Exercise objective
Keep only those lines of the records that include the string "Настоящее".

Stored records
----

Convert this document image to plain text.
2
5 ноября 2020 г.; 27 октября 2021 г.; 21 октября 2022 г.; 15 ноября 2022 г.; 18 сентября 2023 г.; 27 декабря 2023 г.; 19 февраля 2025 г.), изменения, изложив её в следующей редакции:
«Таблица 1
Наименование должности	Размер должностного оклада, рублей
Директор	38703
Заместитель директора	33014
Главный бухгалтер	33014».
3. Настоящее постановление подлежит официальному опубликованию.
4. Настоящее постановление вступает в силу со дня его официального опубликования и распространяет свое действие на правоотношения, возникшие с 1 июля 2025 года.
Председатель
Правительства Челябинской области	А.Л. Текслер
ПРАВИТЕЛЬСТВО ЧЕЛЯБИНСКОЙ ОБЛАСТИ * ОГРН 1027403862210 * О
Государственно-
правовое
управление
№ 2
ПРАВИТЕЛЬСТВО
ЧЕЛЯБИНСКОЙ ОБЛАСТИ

----

Complete response
3. Настоящее постановление подлежит официальному опубликованию.
4. Настоящее постановление вступает в силу со дня его официального опубликования и распространяет свое действие на правоотношения, возникшие с 1 июля 2025 года.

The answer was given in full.